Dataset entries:
## Start
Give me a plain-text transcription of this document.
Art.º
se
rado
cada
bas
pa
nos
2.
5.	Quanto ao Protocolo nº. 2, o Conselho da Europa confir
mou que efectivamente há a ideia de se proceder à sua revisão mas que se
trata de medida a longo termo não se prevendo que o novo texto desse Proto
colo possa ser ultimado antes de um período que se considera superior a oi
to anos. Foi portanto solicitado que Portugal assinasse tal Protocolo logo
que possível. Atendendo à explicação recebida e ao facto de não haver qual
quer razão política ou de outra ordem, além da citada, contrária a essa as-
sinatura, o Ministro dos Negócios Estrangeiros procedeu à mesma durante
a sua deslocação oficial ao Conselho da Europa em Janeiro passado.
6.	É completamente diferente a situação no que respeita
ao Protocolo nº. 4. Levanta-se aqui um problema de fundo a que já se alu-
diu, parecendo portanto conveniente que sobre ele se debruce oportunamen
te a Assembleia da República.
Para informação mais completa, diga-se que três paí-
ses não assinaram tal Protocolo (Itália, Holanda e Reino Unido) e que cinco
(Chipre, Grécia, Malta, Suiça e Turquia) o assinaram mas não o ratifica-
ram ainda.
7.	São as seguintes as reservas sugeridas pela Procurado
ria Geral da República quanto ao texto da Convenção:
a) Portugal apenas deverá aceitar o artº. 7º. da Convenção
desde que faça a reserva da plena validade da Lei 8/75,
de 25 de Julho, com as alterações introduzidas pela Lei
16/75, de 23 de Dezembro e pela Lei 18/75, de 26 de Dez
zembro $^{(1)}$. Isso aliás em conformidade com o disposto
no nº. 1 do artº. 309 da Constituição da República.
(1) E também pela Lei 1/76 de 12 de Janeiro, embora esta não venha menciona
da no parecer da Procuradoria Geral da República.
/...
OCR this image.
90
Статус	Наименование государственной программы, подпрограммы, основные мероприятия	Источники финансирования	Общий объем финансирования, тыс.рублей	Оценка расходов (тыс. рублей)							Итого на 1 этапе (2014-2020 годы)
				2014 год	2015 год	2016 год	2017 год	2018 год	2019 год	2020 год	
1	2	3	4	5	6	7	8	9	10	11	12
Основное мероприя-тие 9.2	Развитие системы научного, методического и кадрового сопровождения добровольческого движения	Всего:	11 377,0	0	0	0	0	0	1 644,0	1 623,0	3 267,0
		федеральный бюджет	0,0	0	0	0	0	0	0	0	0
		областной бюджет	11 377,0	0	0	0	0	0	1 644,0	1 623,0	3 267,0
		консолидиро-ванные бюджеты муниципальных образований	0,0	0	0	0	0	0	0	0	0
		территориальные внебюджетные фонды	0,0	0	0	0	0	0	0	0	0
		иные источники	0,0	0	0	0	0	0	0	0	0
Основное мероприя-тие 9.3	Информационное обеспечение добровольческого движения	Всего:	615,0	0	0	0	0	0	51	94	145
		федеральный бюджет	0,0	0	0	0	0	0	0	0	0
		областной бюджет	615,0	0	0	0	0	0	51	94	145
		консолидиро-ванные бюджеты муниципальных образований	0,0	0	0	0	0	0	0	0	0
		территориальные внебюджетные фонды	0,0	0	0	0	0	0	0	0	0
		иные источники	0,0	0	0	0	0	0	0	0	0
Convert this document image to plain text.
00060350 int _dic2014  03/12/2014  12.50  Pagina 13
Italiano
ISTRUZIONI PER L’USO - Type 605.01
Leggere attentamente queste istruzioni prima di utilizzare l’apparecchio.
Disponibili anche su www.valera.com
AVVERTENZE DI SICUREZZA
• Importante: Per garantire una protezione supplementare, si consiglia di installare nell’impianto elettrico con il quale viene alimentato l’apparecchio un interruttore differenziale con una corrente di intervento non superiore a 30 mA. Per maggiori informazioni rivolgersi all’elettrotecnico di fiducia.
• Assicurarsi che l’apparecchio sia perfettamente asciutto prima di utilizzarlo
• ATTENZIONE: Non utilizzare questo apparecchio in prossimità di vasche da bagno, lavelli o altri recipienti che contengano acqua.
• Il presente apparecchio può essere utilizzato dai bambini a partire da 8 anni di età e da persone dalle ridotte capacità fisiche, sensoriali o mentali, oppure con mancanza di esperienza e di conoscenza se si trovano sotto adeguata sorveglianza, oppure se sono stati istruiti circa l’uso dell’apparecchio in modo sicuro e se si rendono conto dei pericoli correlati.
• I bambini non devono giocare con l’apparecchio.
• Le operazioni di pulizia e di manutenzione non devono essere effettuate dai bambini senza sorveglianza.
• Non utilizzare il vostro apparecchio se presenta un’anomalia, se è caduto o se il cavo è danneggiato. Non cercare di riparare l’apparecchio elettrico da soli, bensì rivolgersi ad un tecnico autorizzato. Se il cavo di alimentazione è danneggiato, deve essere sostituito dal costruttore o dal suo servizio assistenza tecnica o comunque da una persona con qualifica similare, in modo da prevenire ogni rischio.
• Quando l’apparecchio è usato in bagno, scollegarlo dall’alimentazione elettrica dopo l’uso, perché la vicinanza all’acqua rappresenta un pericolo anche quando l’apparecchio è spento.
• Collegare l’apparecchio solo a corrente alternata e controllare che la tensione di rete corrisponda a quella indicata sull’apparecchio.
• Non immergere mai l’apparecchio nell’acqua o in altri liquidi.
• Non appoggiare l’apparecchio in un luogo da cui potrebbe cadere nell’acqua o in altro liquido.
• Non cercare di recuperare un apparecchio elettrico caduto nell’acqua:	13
## End
PROBLEM REQUIREMENTS:
Please reproduce all of the entries exactly as they stand.

OUTPUT OF THE TASK:
Give me a plain-text transcription of this document.
Art.º
se
rado
cada
bas
pa
nos
2.
5.	Quanto ao Protocolo nº. 2, o Conselho da Europa confir
mou que efectivamente há a ideia de se proceder à sua revisão mas que se
trata de medida a longo termo não se prevendo que o novo texto desse Proto
colo possa ser ultimado antes de um período que se considera superior a oi
to anos. Foi portanto solicitado que Portugal assinasse tal Protocolo logo
que possível. Atendendo à explicação recebida e ao facto de não haver qual
quer razão política ou de outra ordem, além da citada, contrária a essa as-
sinatura, o Ministro dos Negócios Estrangeiros procedeu à mesma durante
a sua deslocação oficial ao Conselho da Europa em Janeiro passado.
6.	É completamente diferente a situação no que respeita
ao Protocolo nº. 4. Levanta-se aqui um problema de fundo a que já se alu-
diu, parecendo portanto conveniente que sobre ele se debruce oportunamen
te a Assembleia da República.
Para informação mais completa, diga-se que três paí-
ses não assinaram tal Protocolo (Itália, Holanda e Reino Unido) e que cinco
(Chipre, Grécia, Malta, Suiça e Turquia) o assinaram mas não o ratifica-
ram ainda.
7.	São as seguintes as reservas sugeridas pela Procurado
ria Geral da República quanto ao texto da Convenção:
a) Portugal apenas deverá aceitar o artº. 7º. da Convenção
desde que faça a reserva da plena validade da Lei 8/75,
de 25 de Julho, com as alterações introduzidas pela Lei
16/75, de 23 de Dezembro e pela Lei 18/75, de 26 de Dez
zembro $^{(1)}$. Isso aliás em conformidade com o disposto
no nº. 1 do artº. 309 da Constituição da República.
(1) E também pela Lei 1/76 de 12 de Janeiro, embora esta não venha menciona
da no parecer da Procuradoria Geral da República.
/...
OCR this image.
90
Статус	Наименование государственной программы, подпрограммы, основные мероприятия	Источники финансирования	Общий объем финансирования, тыс.рублей	Оценка расходов (тыс. рублей)							Итого на 1 этапе (2014-2020 годы)
				2014 год	2015 год	2016 год	2017 год	2018 год	2019 год	2020 год	
1	2	3	4	5	6	7	8	9	10	11	12
Основное мероприя-тие 9.2	Развитие системы научного, методического и кадрового сопровождения добровольческого движения	Всего:	11 377,0	0	0	0	0	0	1 644,0	1 623,0	3 267,0
		федеральный бюджет	0,0	0	0	0	0	0	0	0	0
		областной бюджет	11 377,0	0	0	0	0	0	1 644,0	1 623,0	3 267,0
		консолидиро-ванные бюджеты муниципальных образований	0,0	0	0	0	0	0	0	0	0
		территориальные внебюджетные фонды	0,0	0	0	0	0	0	0	0	0
		иные источники	0,0	0	0	0	0	0	0	0	0
Основное мероприя-тие 9.3	Информационное обеспечение добровольческого движения	Всего:	615,0	0	0	0	0	0	51	94	145
		федеральный бюджет	0,0	0	0	0	0	0	0	0	0
		областной бюджет	615,0	0	0	0	0	0	51	94	145
		консолидиро-ванные бюджеты муниципальных образований	0,0	0	0	0	0	0	0	0	0
		территориальные внебюджетные фонды	0,0	0	0	0	0	0	0	0	0
		иные источники	0,0	0	0	0	0	0	0	0	0
Convert this document image to plain text.
00060350 int _dic2014  03/12/2014  12.50  Pagina 13
Italiano
ISTRUZIONI PER L’USO - Type 605.01
Leggere attentamente queste istruzioni prima di utilizzare l’apparecchio.
Disponibili anche su www.valera.com
AVVERTENZE DI SICUREZZA
• Importante: Per garantire una protezione supplementare, si consiglia di installare nell’impianto elettrico con il quale viene alimentato l’apparecchio un interruttore differenziale con una corrente di intervento non superiore a 30 mA. Per maggiori informazioni rivolgersi all’elettrotecnico di fiducia.
• Assicurarsi che l’apparecchio sia perfettamente asciutto prima di utilizzarlo
• ATTENZIONE: Non utilizzare questo apparecchio in prossimità di vasche da bagno, lavelli o altri recipienti che contengano acqua.
• Il presente apparecchio può essere utilizzato dai bambini a partire da 8 anni di età e da persone dalle ridotte capacità fisiche, sensoriali o mentali, oppure con mancanza di esperienza e di conoscenza se si trovano sotto adeguata sorveglianza, oppure se sono stati istruiti circa l’uso dell’apparecchio in modo sicuro e se si rendono conto dei pericoli correlati.
• I bambini non devono giocare con l’apparecchio.
• Le operazioni di pulizia e di manutenzione non devono essere effettuate dai bambini senza sorveglianza.
• Non utilizzare il vostro apparecchio se presenta un’anomalia, se è caduto o se il cavo è danneggiato. Non cercare di riparare l’apparecchio elettrico da soli, bensì rivolgersi ad un tecnico autorizzato. Se il cavo di alimentazione è danneggiato, deve essere sostituito dal costruttore o dal suo servizio assistenza tecnica o comunque da una persona con qualifica similare, in modo da prevenire ogni rischio.
• Quando l’apparecchio è usato in bagno, scollegarlo dall’alimentazione elettrica dopo l’uso, perché la vicinanza all’acqua rappresenta un pericolo anche quando l’apparecchio è spento.
• Collegare l’apparecchio solo a corrente alternata e controllare che la tensione di rete corrisponda a quella indicata sull’apparecchio.
• Non immergere mai l’apparecchio nell’acqua o in altri liquidi.
• Non appoggiare l’apparecchio in un luogo da cui potrebbe cadere nell’acqua o in altro liquido.
• Non cercare di recuperare un apparecchio elettrico caduto nell’acqua:	13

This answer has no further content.